* Set exercise
Omit every picture and write out the rest of the records exactly.

* Entries shown
------
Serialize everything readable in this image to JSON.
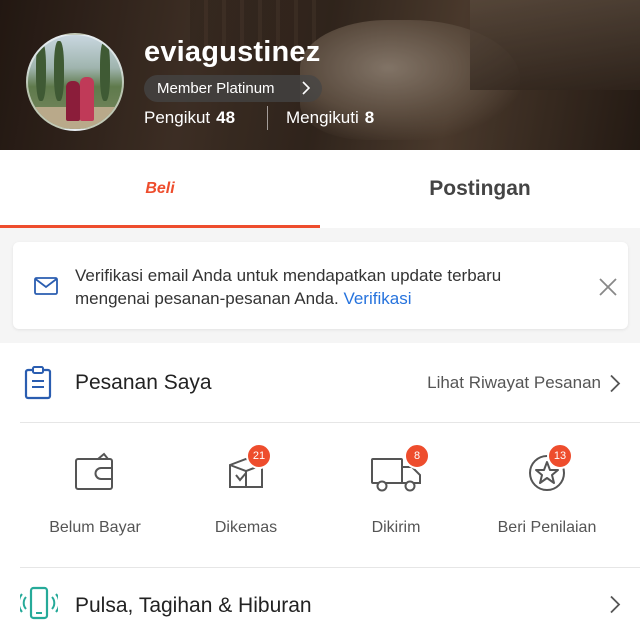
{
  "profile": {
    "username": "eviagustinez",
    "member_label": "Member Platinum",
    "followers_label": "Pengikut",
    "followers_count": "48",
    "following_label": "Mengikuti",
    "following_count": "8"
  },
  "tabs": [
    {
      "label": "Beli",
      "active": true
    },
    {
      "label": "Postingan",
      "active": false
    }
  ],
  "verify_banner": {
    "text": "Verifikasi email Anda untuk mendapatkan update terbaru mengenai pesanan-pesanan Anda.",
    "link": "Verifikasi",
    "icon": "mail-icon",
    "close_icon": "close-icon"
  },
  "orders": {
    "title": "Pesanan Saya",
    "history_link": "Lihat Riwayat Pesanan",
    "statuses": [
      {
        "label": "Belum Bayar",
        "icon": "wallet-icon",
        "badge": ""
      },
      {
        "label": "Dikemas",
        "icon": "package-icon",
        "badge": "21"
      },
      {
        "label": "Dikirim",
        "icon": "truck-icon",
        "badge": "8"
      },
      {
        "label": "Beri Penilaian",
        "icon": "star-rating-icon",
        "badge": "13"
      }
    ]
  },
  "pulsa": {
    "title": "Pulsa, Tagihan & Hiburan",
    "icon": "phone-icon"
  },
  "colors": {
    "accent": "#ee4d2d",
    "link": "#2673dd",
    "phone_icon": "#26aa99",
    "orders_icon": "#2a5db0"
  }
}
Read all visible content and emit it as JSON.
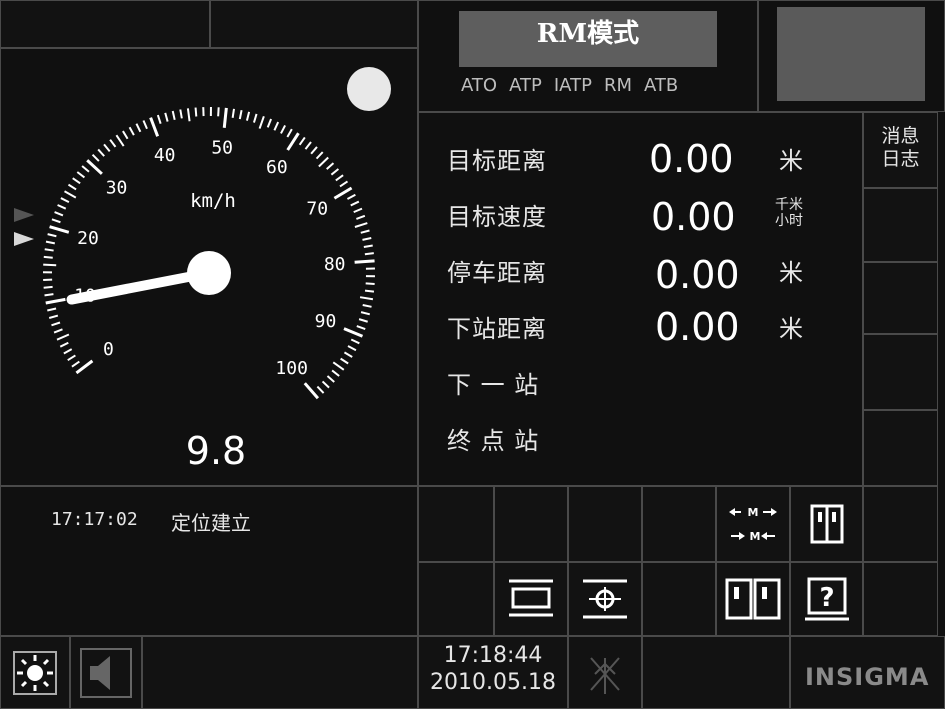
{
  "mode": {
    "title": "RM模式",
    "tabs": [
      "ATO",
      "ATP",
      "IATP",
      "RM",
      "ATB"
    ]
  },
  "speedometer": {
    "unit": "km/h",
    "ticks": [
      "0",
      "10",
      "20",
      "30",
      "40",
      "50",
      "60",
      "70",
      "80",
      "90",
      "100"
    ],
    "current_speed": "9.8",
    "needle_value": 9.8
  },
  "info_rows": [
    {
      "label": "目标距离",
      "value": "0.00",
      "unit": "米"
    },
    {
      "label": "目标速度",
      "value": "0.00",
      "unit_top": "千米",
      "unit_bottom": "小时"
    },
    {
      "label": "停车距离",
      "value": "0.00",
      "unit": "米"
    },
    {
      "label": "下站距离",
      "value": "0.00",
      "unit": "米"
    },
    {
      "label": "下 一 站"
    },
    {
      "label": "终 点 站"
    }
  ],
  "message_log": {
    "line1": "消息",
    "line2": "日志"
  },
  "event_log": {
    "time": "17:17:02",
    "text": "定位建立"
  },
  "clock": {
    "time": "17:18:44",
    "date": "2010.05.18"
  },
  "logo": "INSIGMA",
  "icons": {
    "brightness": "sun-icon",
    "volume": "speaker-icon",
    "antenna": "antenna-off-icon",
    "door_mode": "door-mode-icon",
    "door_single": "door-single-icon",
    "door_double": "door-double-icon",
    "door_question": "door-question-icon",
    "platform": "platform-icon",
    "target": "target-icon"
  }
}
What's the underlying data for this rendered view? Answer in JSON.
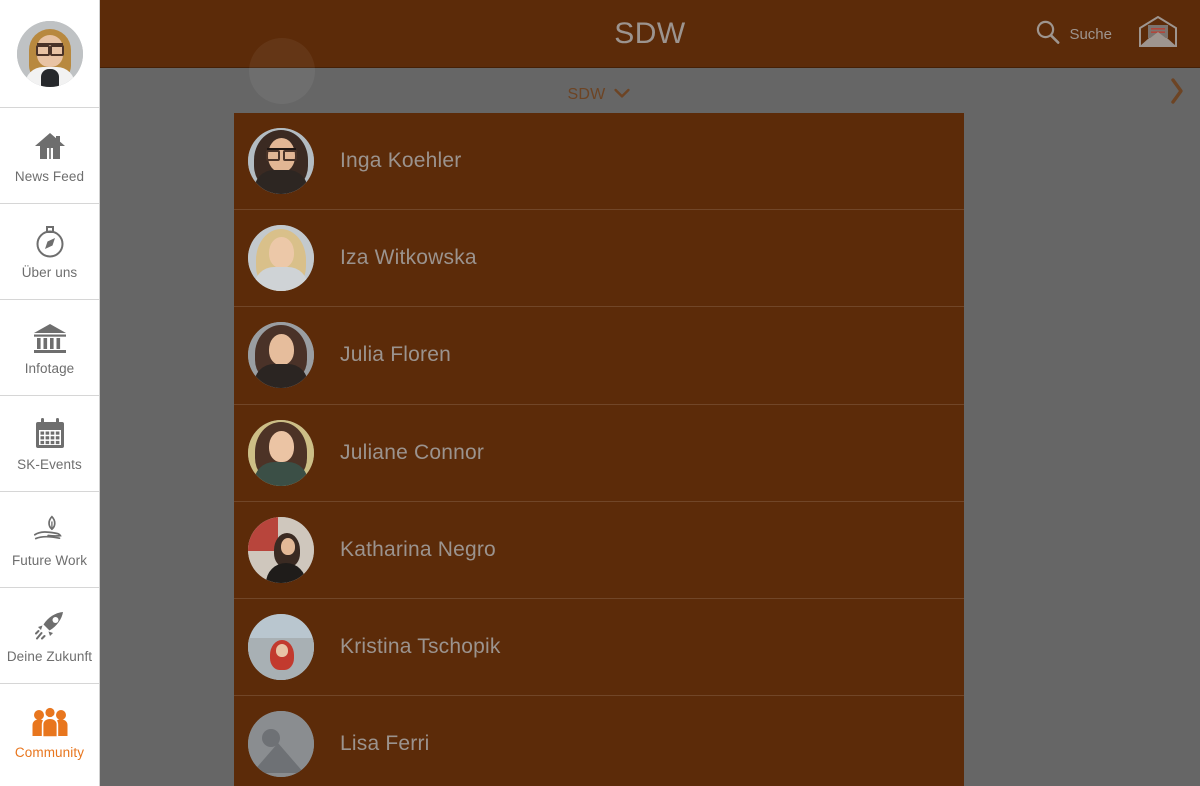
{
  "sidebar": {
    "avatar_name": "user-profile-photo",
    "items": [
      {
        "label": "News Feed",
        "icon": "home-icon",
        "active": false
      },
      {
        "label": "Über uns",
        "icon": "compass-icon",
        "active": false
      },
      {
        "label": "Infotage",
        "icon": "bank-icon",
        "active": false
      },
      {
        "label": "SK-Events",
        "icon": "calendar-icon",
        "active": false
      },
      {
        "label": "Future Work",
        "icon": "hand-leaf-icon",
        "active": false
      },
      {
        "label": "Deine Zukunft",
        "icon": "rocket-icon",
        "active": false
      },
      {
        "label": "Community",
        "icon": "people-icon",
        "active": true
      }
    ]
  },
  "header": {
    "title": "SDW",
    "search_label": "Suche",
    "search_icon": "search-icon",
    "mail_icon": "envelope-icon",
    "bg_color": "#5C2B09",
    "title_color": "#9C948F"
  },
  "dropdown": {
    "label": "SDW",
    "chevron_icon": "chevron-down-icon",
    "text_color": "#6D4424"
  },
  "right_nav": {
    "icon": "chevron-right-icon"
  },
  "member_list": {
    "members": [
      {
        "name": "Inga Koehler",
        "avatar": "photo-inga-koehler"
      },
      {
        "name": "Iza Witkowska",
        "avatar": "photo-iza-witkowska"
      },
      {
        "name": "Julia Floren",
        "avatar": "photo-julia-floren"
      },
      {
        "name": "Juliane Connor",
        "avatar": "photo-juliane-connor"
      },
      {
        "name": "Katharina Negro",
        "avatar": "photo-katharina-negro"
      },
      {
        "name": "Kristina Tschopik",
        "avatar": "photo-kristina-tschopik"
      },
      {
        "name": "Lisa Ferri",
        "avatar": "placeholder-image-icon"
      }
    ],
    "row_bg_color": "#5C2B09",
    "name_color": "#9B938E"
  },
  "overlay": {
    "backdrop_color": "rgba(0,0,0,0.60)"
  },
  "accent_color": "#E8761E"
}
------
* Reply to the exercise
Serialize everything readable in this image to JSON.
{
  "profile": {
    "username": "eviagustinez",
    "member_label": "Member Platinum",
    "followers_label": "Pengikut",
    "followers_count": "48",
    "following_label": "Mengikuti",
    "following_count": "8"
  },
  "tabs": [
    {
      "label": "Beli",
      "active": true
    },
    {
      "label": "Postingan",
      "active": false
    }
  ],
  "verify_banner": {
    "text": "Verifikasi email Anda untuk mendapatkan update terbaru mengenai pesanan-pesanan Anda.",
    "link": "Verifikasi",
    "icon": "mail-icon",
    "close_icon": "close-icon"
  },
  "orders": {
    "title": "Pesanan Saya",
    "history_link": "Lihat Riwayat Pesanan",
    "statuses": [
      {
        "label": "Belum Bayar",
        "icon": "wallet-icon",
        "badge": ""
      },
      {
        "label": "Dikemas",
        "icon": "package-icon",
        "badge": "21"
      },
      {
        "label": "Dikirim",
        "icon": "truck-icon",
        "badge": "8"
      },
      {
        "label": "Beri Penilaian",
        "icon": "star-rating-icon",
        "badge": "13"
      }
    ]
  },
  "pulsa": {
    "title": "Pulsa, Tagihan & Hiburan",
    "icon": "phone-icon"
  },
  "colors": {
    "accent": "#ee4d2d",
    "link": "#2673dd",
    "phone_icon": "#26aa99",
    "orders_icon": "#2a5db0"
  }
}
Read all visible content and emit it as JSON.
{
  "mode": {
    "title": "RM模式",
    "tabs": [
      "ATO",
      "ATP",
      "IATP",
      "RM",
      "ATB"
    ]
  },
  "speedometer": {
    "unit": "km/h",
    "ticks": [
      "0",
      "10",
      "20",
      "30",
      "40",
      "50",
      "60",
      "70",
      "80",
      "90",
      "100"
    ],
    "current_speed": "9.8",
    "needle_value": 9.8
  },
  "info_rows": [
    {
      "label": "目标距离",
      "value": "0.00",
      "unit": "米"
    },
    {
      "label": "目标速度",
      "value": "0.00",
      "unit_top": "千米",
      "unit_bottom": "小时"
    },
    {
      "label": "停车距离",
      "value": "0.00",
      "unit": "米"
    },
    {
      "label": "下站距离",
      "value": "0.00",
      "unit": "米"
    },
    {
      "label": "下 一 站"
    },
    {
      "label": "终 点 站"
    }
  ],
  "message_log": {
    "line1": "消息",
    "line2": "日志"
  },
  "event_log": {
    "time": "17:17:02",
    "text": "定位建立"
  },
  "clock": {
    "time": "17:18:44",
    "date": "2010.05.18"
  },
  "logo": "INSIGMA",
  "icons": {
    "brightness": "sun-icon",
    "volume": "speaker-icon",
    "antenna": "antenna-off-icon",
    "door_mode": "door-mode-icon",
    "door_single": "door-single-icon",
    "door_double": "door-double-icon",
    "door_question": "door-question-icon",
    "platform": "platform-icon",
    "target": "target-icon"
  }
}
What's the underlying data for this rendered view? Answer in JSON.
{
  "sidebar": {
    "avatar_name": "user-profile-photo",
    "items": [
      {
        "label": "News Feed",
        "icon": "home-icon",
        "active": false
      },
      {
        "label": "Über uns",
        "icon": "compass-icon",
        "active": false
      },
      {
        "label": "Infotage",
        "icon": "bank-icon",
        "active": false
      },
      {
        "label": "SK-Events",
        "icon": "calendar-icon",
        "active": false
      },
      {
        "label": "Future Work",
        "icon": "hand-leaf-icon",
        "active": false
      },
      {
        "label": "Deine Zukunft",
        "icon": "rocket-icon",
        "active": false
      },
      {
        "label": "Community",
        "icon": "people-icon",
        "active": true
      }
    ]
  },
  "header": {
    "title": "SDW",
    "search_label": "Suche",
    "search_icon": "search-icon",
    "mail_icon": "envelope-icon",
    "bg_color": "#5C2B09",
    "title_color": "#9C948F"
  },
  "dropdown": {
    "label": "SDW",
    "chevron_icon": "chevron-down-icon",
    "text_color": "#6D4424"
  },
  "right_nav": {
    "icon": "chevron-right-icon"
  },
  "member_list": {
    "members": [
      {
        "name": "Inga Koehler",
        "avatar": "photo-inga-koehler"
      },
      {
        "name": "Iza Witkowska",
        "avatar": "photo-iza-witkowska"
      },
      {
        "name": "Julia Floren",
        "avatar": "photo-julia-floren"
      },
      {
        "name": "Juliane Connor",
        "avatar": "photo-juliane-connor"
      },
      {
        "name": "Katharina Negro",
        "avatar": "photo-katharina-negro"
      },
      {
        "name": "Kristina Tschopik",
        "avatar": "photo-kristina-tschopik"
      },
      {
        "name": "Lisa Ferri",
        "avatar": "placeholder-image-icon"
      }
    ],
    "row_bg_color": "#5C2B09",
    "name_color": "#9B938E"
  },
  "overlay": {
    "backdrop_color": "rgba(0,0,0,0.60)"
  },
  "accent_color": "#E8761E"
}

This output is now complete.